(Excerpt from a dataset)
begin

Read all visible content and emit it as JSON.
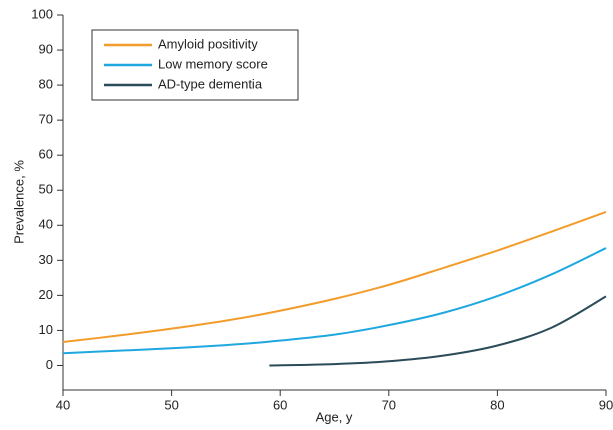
{
  "chart_data": {
    "type": "line",
    "x_label": "Age, y",
    "y_label": "Prevalence, %",
    "x": [
      40,
      45,
      50,
      55,
      59,
      65,
      70,
      75,
      80,
      85,
      90
    ],
    "series": [
      {
        "name": "Amyloid positivity",
        "color": "#f29c2b",
        "values": [
          6.7,
          8.5,
          10.5,
          12.8,
          15,
          19,
          23,
          27.8,
          32.8,
          38.2,
          43.8
        ]
      },
      {
        "name": "Low memory score",
        "color": "#1fa8e0",
        "values": [
          3.5,
          4.2,
          4.9,
          5.8,
          6.8,
          8.8,
          11.5,
          15,
          19.8,
          26,
          33.5
        ]
      },
      {
        "name": "AD-type dementia",
        "color": "#2b4b59",
        "values": [
          null,
          null,
          null,
          null,
          0,
          0.4,
          1.2,
          2.8,
          5.7,
          10.8,
          19.7
        ]
      }
    ],
    "xlim": [
      40,
      90
    ],
    "xticks": [
      40,
      50,
      60,
      70,
      80,
      90
    ],
    "ylim": [
      -7,
      100
    ],
    "yticks": [
      0,
      10,
      20,
      30,
      40,
      50,
      60,
      70,
      80,
      90,
      100
    ],
    "legend": "upper left",
    "grid": false
  }
}
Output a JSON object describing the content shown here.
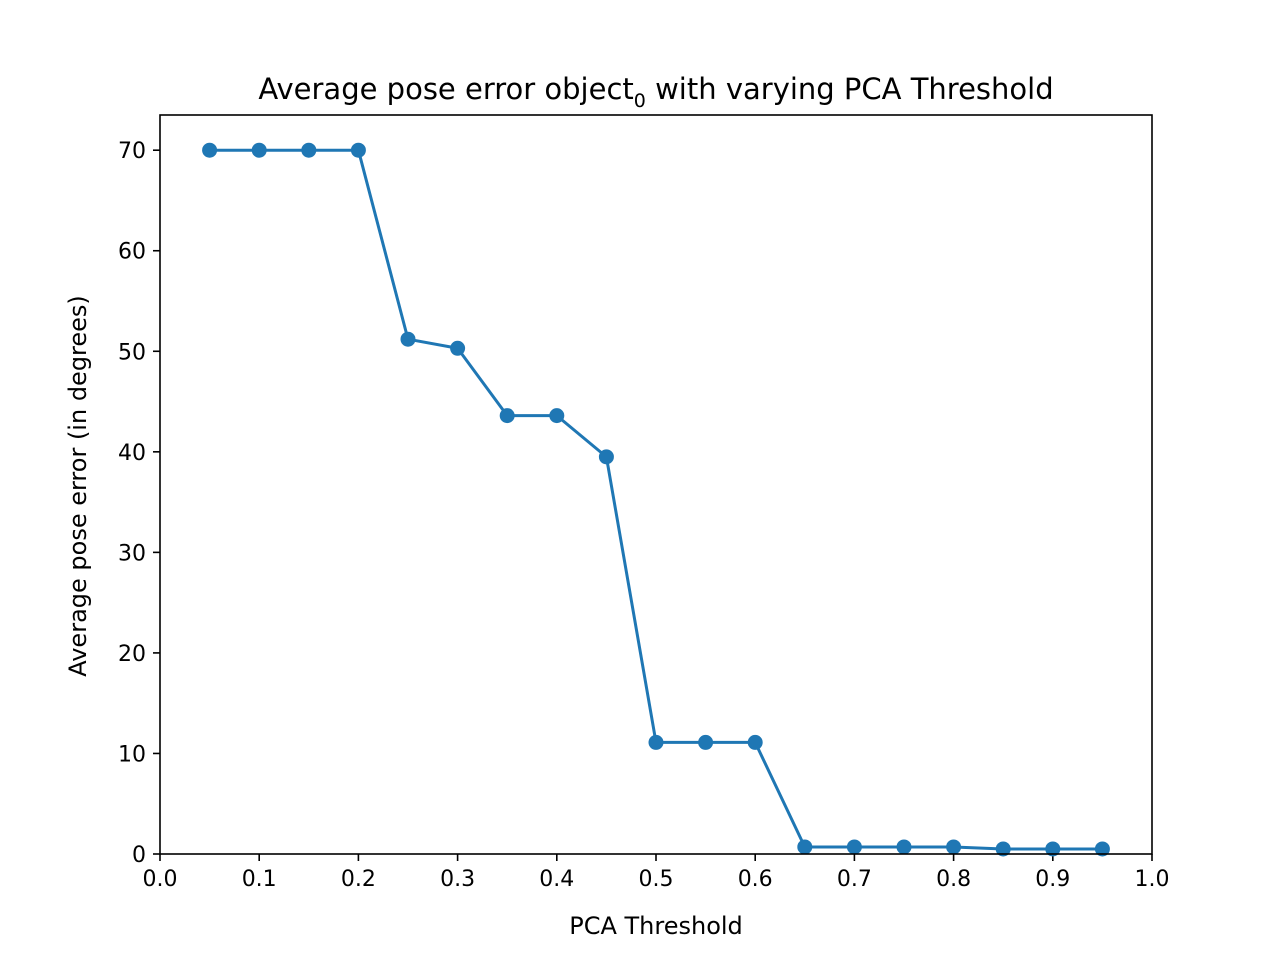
{
  "chart_data": {
    "type": "line",
    "title": {
      "before": "Average pose error object",
      "subscript": "0",
      "after": " with varying PCA Threshold"
    },
    "xlabel": "PCA Threshold",
    "ylabel": "Average pose error (in degrees)",
    "xlim": [
      0.0,
      1.0
    ],
    "ylim": [
      0,
      73.5
    ],
    "xticks": [
      "0.0",
      "0.1",
      "0.2",
      "0.3",
      "0.4",
      "0.5",
      "0.6",
      "0.7",
      "0.8",
      "0.9",
      "1.0"
    ],
    "yticks": [
      "0",
      "10",
      "20",
      "30",
      "40",
      "50",
      "60",
      "70"
    ],
    "grid": false,
    "legend": "none",
    "series": [
      {
        "color": "#1f77b4",
        "marker": "circle",
        "x": [
          0.05,
          0.1,
          0.15,
          0.2,
          0.25,
          0.3,
          0.35,
          0.4,
          0.45,
          0.5,
          0.55,
          0.6,
          0.65,
          0.7,
          0.75,
          0.8,
          0.85,
          0.9,
          0.95
        ],
        "y": [
          70.0,
          70.0,
          70.0,
          70.0,
          51.2,
          50.3,
          43.6,
          43.6,
          39.5,
          11.1,
          11.1,
          11.1,
          0.7,
          0.7,
          0.7,
          0.7,
          0.5,
          0.5,
          0.5
        ]
      }
    ]
  }
}
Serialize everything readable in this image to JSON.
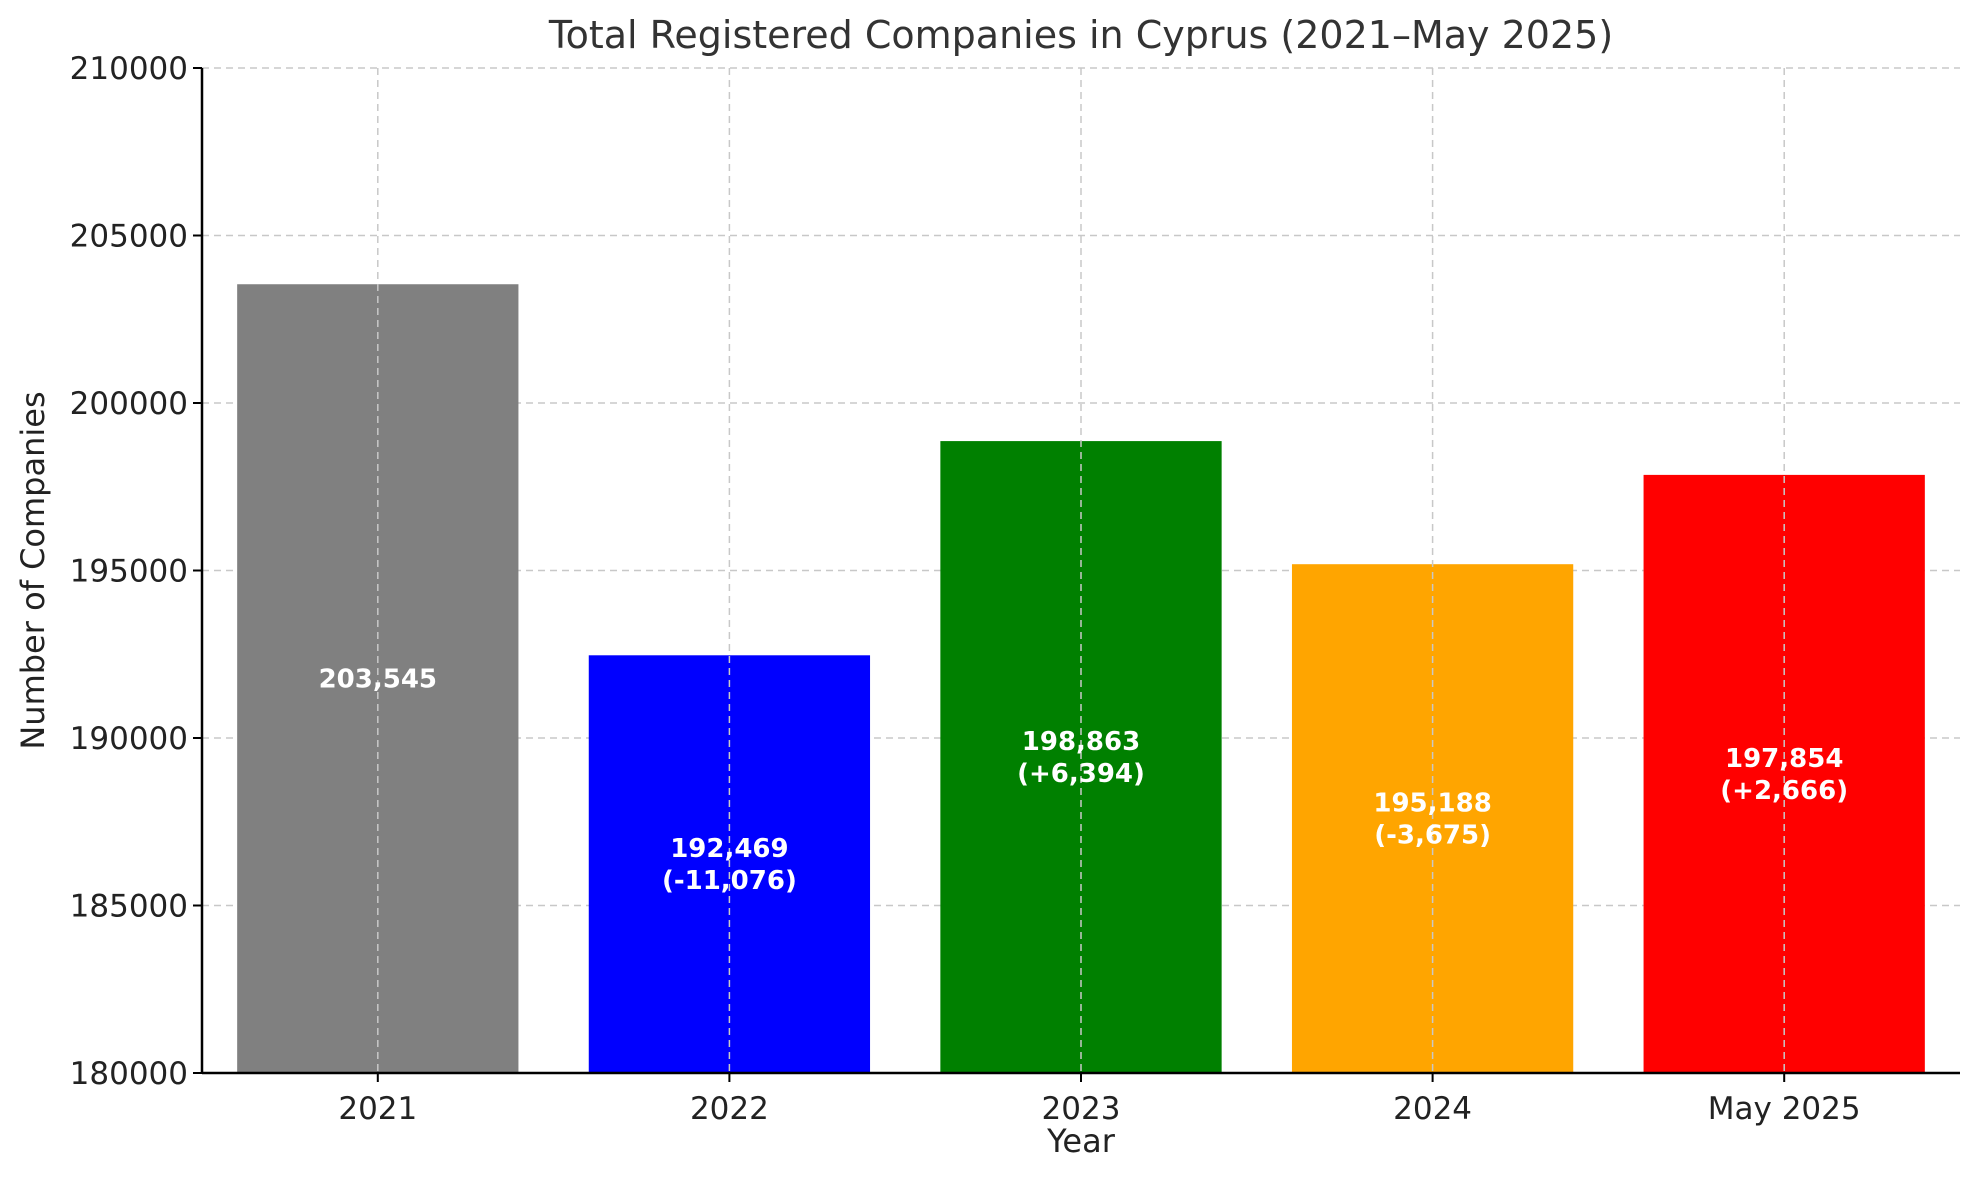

end

■ Job
Exactly the lines from the one with "Output a JSON" through the end of the records should be written out, and only those. Pictures do not belong in the copy.

■ Output below
Output a JSON object describing the content shown here.
{
  "chart_data": {
    "type": "line",
    "title": {
      "before": "Average pose error object",
      "subscript": "0",
      "after": " with varying PCA Threshold"
    },
    "xlabel": "PCA Threshold",
    "ylabel": "Average pose error (in degrees)",
    "xlim": [
      0.0,
      1.0
    ],
    "ylim": [
      0,
      73.5
    ],
    "xticks": [
      "0.0",
      "0.1",
      "0.2",
      "0.3",
      "0.4",
      "0.5",
      "0.6",
      "0.7",
      "0.8",
      "0.9",
      "1.0"
    ],
    "yticks": [
      "0",
      "10",
      "20",
      "30",
      "40",
      "50",
      "60",
      "70"
    ],
    "grid": false,
    "legend": "none",
    "series": [
      {
        "color": "#1f77b4",
        "marker": "circle",
        "x": [
          0.05,
          0.1,
          0.15,
          0.2,
          0.25,
          0.3,
          0.35,
          0.4,
          0.45,
          0.5,
          0.55,
          0.6,
          0.65,
          0.7,
          0.75,
          0.8,
          0.85,
          0.9,
          0.95
        ],
        "y": [
          70.0,
          70.0,
          70.0,
          70.0,
          51.2,
          50.3,
          43.6,
          43.6,
          39.5,
          11.1,
          11.1,
          11.1,
          0.7,
          0.7,
          0.7,
          0.7,
          0.5,
          0.5,
          0.5
        ]
      }
    ]
  }
}
Serialize everything readable in this image to JSON.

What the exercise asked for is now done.